Your task: Return the listing below unchanged, minus its pictures.

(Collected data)
[start]
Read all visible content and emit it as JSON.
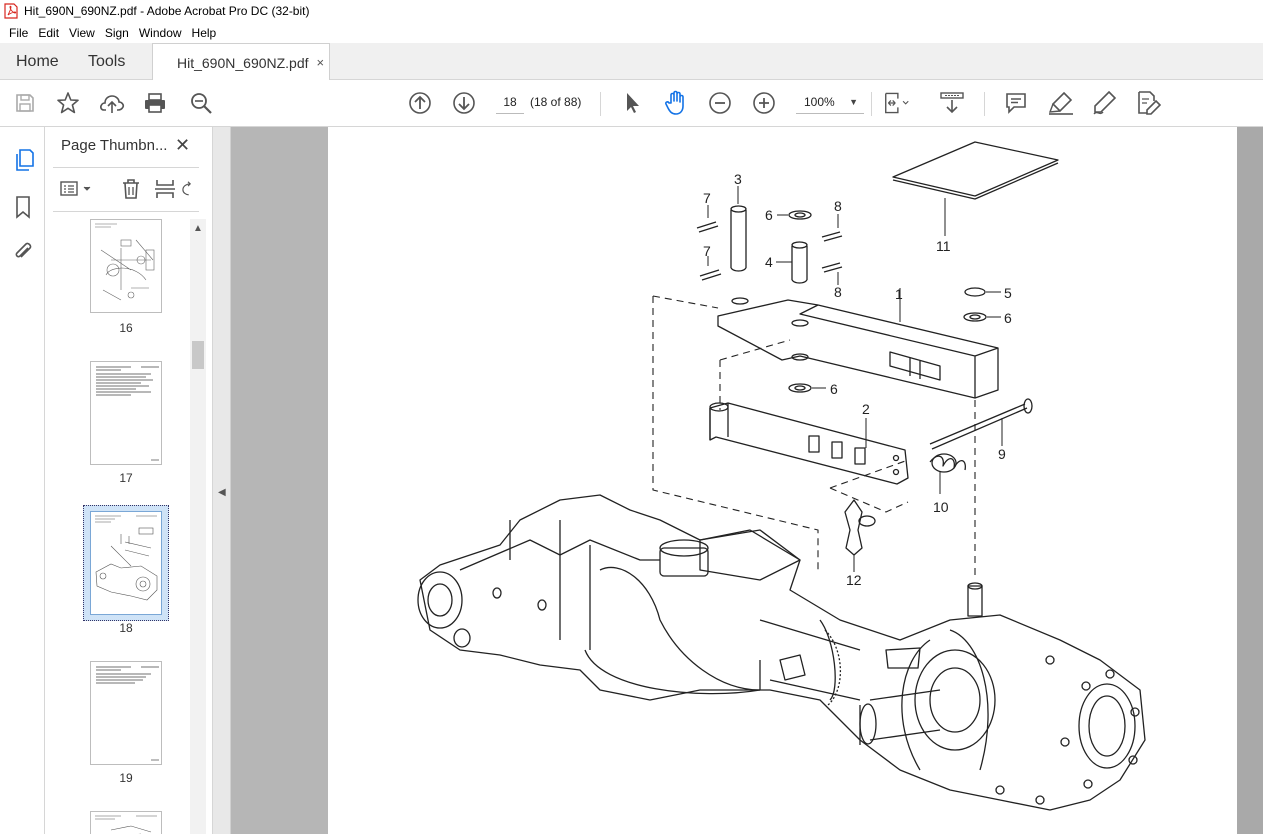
{
  "window": {
    "title": "Hit_690N_690NZ.pdf - Adobe Acrobat Pro DC (32-bit)"
  },
  "menu": [
    "File",
    "Edit",
    "View",
    "Sign",
    "Window",
    "Help"
  ],
  "tabs": {
    "home": "Home",
    "tools": "Tools",
    "document": "Hit_690N_690NZ.pdf",
    "close": "×"
  },
  "toolbar": {
    "page_current": "18",
    "page_count": "(18 of 88)",
    "zoom": "100%",
    "icons": [
      "save-icon",
      "star-icon",
      "upload-icon",
      "print-icon",
      "zoom-search-icon",
      "page-up-icon",
      "page-down-icon",
      "select-cursor-icon",
      "hand-icon",
      "zoom-out-icon",
      "zoom-in-icon",
      "fit-page-icon",
      "scroll-mode-icon",
      "comment-icon",
      "highlight-icon",
      "sign-icon",
      "edit-pdf-icon"
    ]
  },
  "panel": {
    "title": "Page Thumbn...",
    "close": "✕",
    "thumbnails": [
      {
        "label": "16",
        "selected": false
      },
      {
        "label": "17",
        "selected": false
      },
      {
        "label": "18",
        "selected": true
      },
      {
        "label": "19",
        "selected": false
      }
    ]
  },
  "diagram": {
    "callouts": [
      "1",
      "2",
      "3",
      "4",
      "5",
      "6",
      "6",
      "6",
      "7",
      "7",
      "8",
      "8",
      "9",
      "10",
      "11",
      "12"
    ]
  },
  "colors": {
    "accent": "#1473e6",
    "pdf_icon_red": "#d7261e",
    "viewer_bg": "#b6b6b6"
  }
}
[end]
Solution to the problem:
Read all visible content and emit it as JSON.
{
  "window": {
    "title": "Hit_690N_690NZ.pdf - Adobe Acrobat Pro DC (32-bit)"
  },
  "menu": [
    "File",
    "Edit",
    "View",
    "Sign",
    "Window",
    "Help"
  ],
  "tabs": {
    "home": "Home",
    "tools": "Tools",
    "document": "Hit_690N_690NZ.pdf",
    "close": "×"
  },
  "toolbar": {
    "page_current": "18",
    "page_count": "(18 of 88)",
    "zoom": "100%",
    "icons": [
      "save-icon",
      "star-icon",
      "upload-icon",
      "print-icon",
      "zoom-search-icon",
      "page-up-icon",
      "page-down-icon",
      "select-cursor-icon",
      "hand-icon",
      "zoom-out-icon",
      "zoom-in-icon",
      "fit-page-icon",
      "scroll-mode-icon",
      "comment-icon",
      "highlight-icon",
      "sign-icon",
      "edit-pdf-icon"
    ]
  },
  "panel": {
    "title": "Page Thumbn...",
    "close": "✕",
    "thumbnails": [
      {
        "label": "16",
        "selected": false
      },
      {
        "label": "17",
        "selected": false
      },
      {
        "label": "18",
        "selected": true
      },
      {
        "label": "19",
        "selected": false
      }
    ]
  },
  "diagram": {
    "callouts": [
      "1",
      "2",
      "3",
      "4",
      "5",
      "6",
      "6",
      "6",
      "7",
      "7",
      "8",
      "8",
      "9",
      "10",
      "11",
      "12"
    ]
  },
  "colors": {
    "accent": "#1473e6",
    "pdf_icon_red": "#d7261e",
    "viewer_bg": "#b6b6b6"
  }
}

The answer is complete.